> Prompt
Beneath this task is a listing; retype all of it exactly.

> Task input

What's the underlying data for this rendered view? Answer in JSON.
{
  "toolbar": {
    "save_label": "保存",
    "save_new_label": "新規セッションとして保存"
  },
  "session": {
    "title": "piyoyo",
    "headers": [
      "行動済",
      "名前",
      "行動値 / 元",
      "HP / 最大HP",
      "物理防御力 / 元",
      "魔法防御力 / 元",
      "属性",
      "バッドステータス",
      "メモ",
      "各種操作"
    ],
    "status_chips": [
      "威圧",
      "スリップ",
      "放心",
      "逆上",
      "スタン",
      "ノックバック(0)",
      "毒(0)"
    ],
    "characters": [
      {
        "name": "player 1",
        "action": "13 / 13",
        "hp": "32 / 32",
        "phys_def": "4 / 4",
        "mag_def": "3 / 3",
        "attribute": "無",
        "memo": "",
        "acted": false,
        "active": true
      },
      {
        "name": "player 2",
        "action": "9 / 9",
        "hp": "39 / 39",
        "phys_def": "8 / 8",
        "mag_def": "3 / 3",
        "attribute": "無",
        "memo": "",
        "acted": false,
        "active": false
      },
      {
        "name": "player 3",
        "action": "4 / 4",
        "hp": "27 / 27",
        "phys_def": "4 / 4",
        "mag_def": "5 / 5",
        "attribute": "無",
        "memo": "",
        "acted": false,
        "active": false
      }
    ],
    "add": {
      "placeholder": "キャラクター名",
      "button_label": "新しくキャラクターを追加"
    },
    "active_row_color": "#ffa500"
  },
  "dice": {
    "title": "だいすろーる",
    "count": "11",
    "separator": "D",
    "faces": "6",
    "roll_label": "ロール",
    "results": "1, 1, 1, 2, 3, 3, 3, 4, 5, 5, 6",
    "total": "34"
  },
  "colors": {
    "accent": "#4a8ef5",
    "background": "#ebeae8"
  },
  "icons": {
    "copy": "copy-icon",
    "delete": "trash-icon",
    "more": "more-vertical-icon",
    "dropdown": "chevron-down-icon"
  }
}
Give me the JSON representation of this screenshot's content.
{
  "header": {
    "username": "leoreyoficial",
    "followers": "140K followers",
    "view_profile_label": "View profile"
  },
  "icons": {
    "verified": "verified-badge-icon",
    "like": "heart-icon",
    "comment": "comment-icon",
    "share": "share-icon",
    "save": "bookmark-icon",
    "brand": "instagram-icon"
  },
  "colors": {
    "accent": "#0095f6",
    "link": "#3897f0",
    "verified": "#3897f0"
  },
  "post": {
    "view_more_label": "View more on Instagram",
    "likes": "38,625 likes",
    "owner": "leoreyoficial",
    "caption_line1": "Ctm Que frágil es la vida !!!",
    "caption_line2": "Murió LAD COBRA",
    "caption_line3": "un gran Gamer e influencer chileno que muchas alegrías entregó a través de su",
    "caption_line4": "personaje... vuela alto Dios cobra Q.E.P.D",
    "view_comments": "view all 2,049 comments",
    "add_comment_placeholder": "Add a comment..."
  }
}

> Exercise solution
What's the underlying data for this rendered view? Answer in JSON.
{
  "toolbar": {
    "save_label": "保存",
    "save_new_label": "新規セッションとして保存"
  },
  "session": {
    "title": "piyoyo",
    "headers": [
      "行動済",
      "名前",
      "行動値 / 元",
      "HP / 最大HP",
      "物理防御力 / 元",
      "魔法防御力 / 元",
      "属性",
      "バッドステータス",
      "メモ",
      "各種操作"
    ],
    "status_chips": [
      "威圧",
      "スリップ",
      "放心",
      "逆上",
      "スタン",
      "ノックバック(0)",
      "毒(0)"
    ],
    "characters": [
      {
        "name": "player 1",
        "action": "13 / 13",
        "hp": "32 / 32",
        "phys_def": "4 / 4",
        "mag_def": "3 / 3",
        "attribute": "無",
        "memo": "",
        "acted": false,
        "active": true
      },
      {
        "name": "player 2",
        "action": "9 / 9",
        "hp": "39 / 39",
        "phys_def": "8 / 8",
        "mag_def": "3 / 3",
        "attribute": "無",
        "memo": "",
        "acted": false,
        "active": false
      },
      {
        "name": "player 3",
        "action": "4 / 4",
        "hp": "27 / 27",
        "phys_def": "4 / 4",
        "mag_def": "5 / 5",
        "attribute": "無",
        "memo": "",
        "acted": false,
        "active": false
      }
    ],
    "add": {
      "placeholder": "キャラクター名",
      "button_label": "新しくキャラクターを追加"
    },
    "active_row_color": "#ffa500"
  },
  "dice": {
    "title": "だいすろーる",
    "count": "11",
    "separator": "D",
    "faces": "6",
    "roll_label": "ロール",
    "results": "1, 1, 1, 2, 3, 3, 3, 4, 5, 5, 6",
    "total": "34"
  },
  "colors": {
    "accent": "#4a8ef5",
    "background": "#ebeae8"
  },
  "icons": {
    "copy": "copy-icon",
    "delete": "trash-icon",
    "more": "more-vertical-icon",
    "dropdown": "chevron-down-icon"
  }
}
Give me the JSON representation of this screenshot's content.
{
  "header": {
    "username": "leoreyoficial",
    "followers": "140K followers",
    "view_profile_label": "View profile"
  },
  "icons": {
    "verified": "verified-badge-icon",
    "like": "heart-icon",
    "comment": "comment-icon",
    "share": "share-icon",
    "save": "bookmark-icon",
    "brand": "instagram-icon"
  },
  "colors": {
    "accent": "#0095f6",
    "link": "#3897f0",
    "verified": "#3897f0"
  },
  "post": {
    "view_more_label": "View more on Instagram",
    "likes": "38,625 likes",
    "owner": "leoreyoficial",
    "caption_line1": "Ctm Que frágil es la vida !!!",
    "caption_line2": "Murió LAD COBRA",
    "caption_line3": "un gran Gamer e influencer chileno que muchas alegrías entregó a través de su",
    "caption_line4": "personaje... vuela alto Dios cobra Q.E.P.D",
    "view_comments": "view all 2,049 comments",
    "add_comment_placeholder": "Add a comment..."
  }
}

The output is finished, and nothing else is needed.